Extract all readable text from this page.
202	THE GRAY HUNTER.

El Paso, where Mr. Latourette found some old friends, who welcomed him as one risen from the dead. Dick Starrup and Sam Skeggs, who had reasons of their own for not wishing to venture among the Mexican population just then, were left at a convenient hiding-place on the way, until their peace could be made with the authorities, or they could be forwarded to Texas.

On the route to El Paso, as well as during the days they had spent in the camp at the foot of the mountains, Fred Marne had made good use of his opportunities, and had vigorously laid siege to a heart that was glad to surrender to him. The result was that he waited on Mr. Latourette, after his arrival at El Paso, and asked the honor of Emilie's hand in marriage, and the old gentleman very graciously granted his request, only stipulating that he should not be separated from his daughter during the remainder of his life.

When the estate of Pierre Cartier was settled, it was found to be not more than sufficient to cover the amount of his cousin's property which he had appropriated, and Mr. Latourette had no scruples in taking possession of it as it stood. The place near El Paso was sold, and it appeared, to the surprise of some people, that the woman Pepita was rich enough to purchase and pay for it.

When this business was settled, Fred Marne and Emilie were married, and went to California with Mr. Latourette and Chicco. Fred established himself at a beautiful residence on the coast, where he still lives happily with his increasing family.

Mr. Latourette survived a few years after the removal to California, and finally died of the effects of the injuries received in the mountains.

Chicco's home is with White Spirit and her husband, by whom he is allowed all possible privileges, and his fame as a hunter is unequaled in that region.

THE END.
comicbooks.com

──────────────────────────────

▶ Instruction
Go through the data above and find the lines with the word "this". Copy each of those lines.

▶ In response
Extract all readable text from this page.
When this business was settled, Fred Marne and Emilie were married, and went to California with Mr. Latourette and Chicco. Fred established himself at a beautiful residence on the coast, where he still lives happily with his increasing family.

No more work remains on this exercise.